TRECHO ->

Sustentabilidade: consciência ou obrigação?

Por: Livio Giosa
01 Setembro 2007 - 00h00
Parece que a discussão sobre as transformações da sociedade, atingindo o ambiente corporativo, chega ao seu ápice. Empresários conscientes, ligados ao novo olhar do cliente/consumidor que espera da sua relação com as empresas a fidelização pelas boas práticas, percebem nitidamente que a busca do lucro só não basta.

Há algo de superior nesta história. Pela estratégia, pela sensibilidade, pela própria pressão do mercado. As ondas da consciência já são reconhecidas através de ciclos baseados em três fatores-chaves incorporados agora na “alma das empresas”: responsabilidade social, responsabilidade socioambiental e sustentabilidade.

MATERIAL EXTRAÍDO ->
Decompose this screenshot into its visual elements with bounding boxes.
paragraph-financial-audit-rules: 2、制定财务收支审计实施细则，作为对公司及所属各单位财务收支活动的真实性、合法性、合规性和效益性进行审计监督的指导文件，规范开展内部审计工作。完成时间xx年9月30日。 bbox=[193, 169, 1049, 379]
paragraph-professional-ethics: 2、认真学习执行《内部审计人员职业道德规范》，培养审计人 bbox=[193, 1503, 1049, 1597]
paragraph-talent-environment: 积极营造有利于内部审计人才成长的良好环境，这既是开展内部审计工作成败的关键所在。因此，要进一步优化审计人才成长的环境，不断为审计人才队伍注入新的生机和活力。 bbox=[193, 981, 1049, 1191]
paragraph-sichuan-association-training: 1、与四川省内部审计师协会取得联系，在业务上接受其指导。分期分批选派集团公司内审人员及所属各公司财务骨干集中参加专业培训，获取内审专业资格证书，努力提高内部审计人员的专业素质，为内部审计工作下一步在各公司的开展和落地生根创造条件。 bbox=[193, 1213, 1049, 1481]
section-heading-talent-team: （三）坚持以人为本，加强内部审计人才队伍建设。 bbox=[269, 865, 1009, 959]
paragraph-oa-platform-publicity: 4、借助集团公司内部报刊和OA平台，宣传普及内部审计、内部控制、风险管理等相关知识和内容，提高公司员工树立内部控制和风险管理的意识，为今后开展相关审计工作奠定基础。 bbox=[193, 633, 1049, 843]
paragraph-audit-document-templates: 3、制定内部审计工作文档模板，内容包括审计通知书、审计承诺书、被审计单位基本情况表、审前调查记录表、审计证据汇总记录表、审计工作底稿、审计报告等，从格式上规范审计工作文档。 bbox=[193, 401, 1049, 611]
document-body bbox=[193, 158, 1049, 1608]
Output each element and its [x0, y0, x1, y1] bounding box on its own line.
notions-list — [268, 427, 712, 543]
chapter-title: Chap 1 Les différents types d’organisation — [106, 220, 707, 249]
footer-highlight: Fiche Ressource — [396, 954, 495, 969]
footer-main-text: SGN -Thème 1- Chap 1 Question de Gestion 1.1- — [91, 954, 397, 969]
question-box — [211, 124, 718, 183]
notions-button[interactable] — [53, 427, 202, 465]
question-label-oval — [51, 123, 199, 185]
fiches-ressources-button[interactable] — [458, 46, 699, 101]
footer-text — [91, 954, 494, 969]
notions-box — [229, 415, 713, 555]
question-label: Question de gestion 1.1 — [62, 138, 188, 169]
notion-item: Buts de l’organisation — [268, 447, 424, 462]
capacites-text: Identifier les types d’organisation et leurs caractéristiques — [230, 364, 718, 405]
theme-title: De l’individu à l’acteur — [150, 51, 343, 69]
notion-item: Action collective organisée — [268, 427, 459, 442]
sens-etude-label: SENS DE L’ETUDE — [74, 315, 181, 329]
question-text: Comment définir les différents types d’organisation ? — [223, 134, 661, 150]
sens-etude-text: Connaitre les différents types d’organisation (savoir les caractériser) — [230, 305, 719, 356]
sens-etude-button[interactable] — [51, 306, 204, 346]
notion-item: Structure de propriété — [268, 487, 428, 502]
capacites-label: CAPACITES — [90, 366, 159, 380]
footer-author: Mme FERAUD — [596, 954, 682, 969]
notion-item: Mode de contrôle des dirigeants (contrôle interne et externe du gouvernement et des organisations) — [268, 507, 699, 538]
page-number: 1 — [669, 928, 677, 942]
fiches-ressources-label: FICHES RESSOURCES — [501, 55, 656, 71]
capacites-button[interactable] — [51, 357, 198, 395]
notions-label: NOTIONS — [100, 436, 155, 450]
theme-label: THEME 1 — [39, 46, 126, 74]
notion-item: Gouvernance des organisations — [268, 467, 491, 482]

INSTRUÇÕES DO EXERCÍCIO ->
1. No trecho sobre sustentabilidade, por que os empresários conscientes percebem que a busca do lucro não basta? Responda em uma a três frases.
2. Dê a continuação do trecho sobre sustentabilidade, começando logo após a última frase apresentada.
Os registros não entram nesta atividade.

RESULTADOS ->
1. Porque estão ligados ao novo olhar do cliente/consumidor, que espera da sua relação com as empresas a fidelização pelas boas práticas.

2.
Para evitarmos o negro destino anunciado do planeta, a nossa obrigação é agir já

Cada um, a seu tempo, foi incluído ao dia-a-dia das organizações, inspirando iniciativas que amenizam o desequilíbrio social e valorizam a própria consciência ambiental. No entanto, a mais nova concepção sobre sustentabilidade atrai a inteligência das empresas para algo muito mais sério e superior: “Como garantir o futuro sustentável da sociedade por meio de atitudes diferenciadas que visam ao futuro das gerações?”.

O fato é que depois da apresentação do Terceiro Relatório do Painel Intergovernamental para a Mudança Climática (IPCC), divulgado pela ONU, o mundo não é mais o mesmo. A nossa nave-mãe, a Terra, começa a dar sinais claros de desestabilização.

Nações, governos, empresas e cidadãos estão sendo chamados a rever seus comportamentos e agir em prol de um novo entendimento coletivo. Para evitarmos o negro destino anunciado do planeta, a nossa obrigação é agir já.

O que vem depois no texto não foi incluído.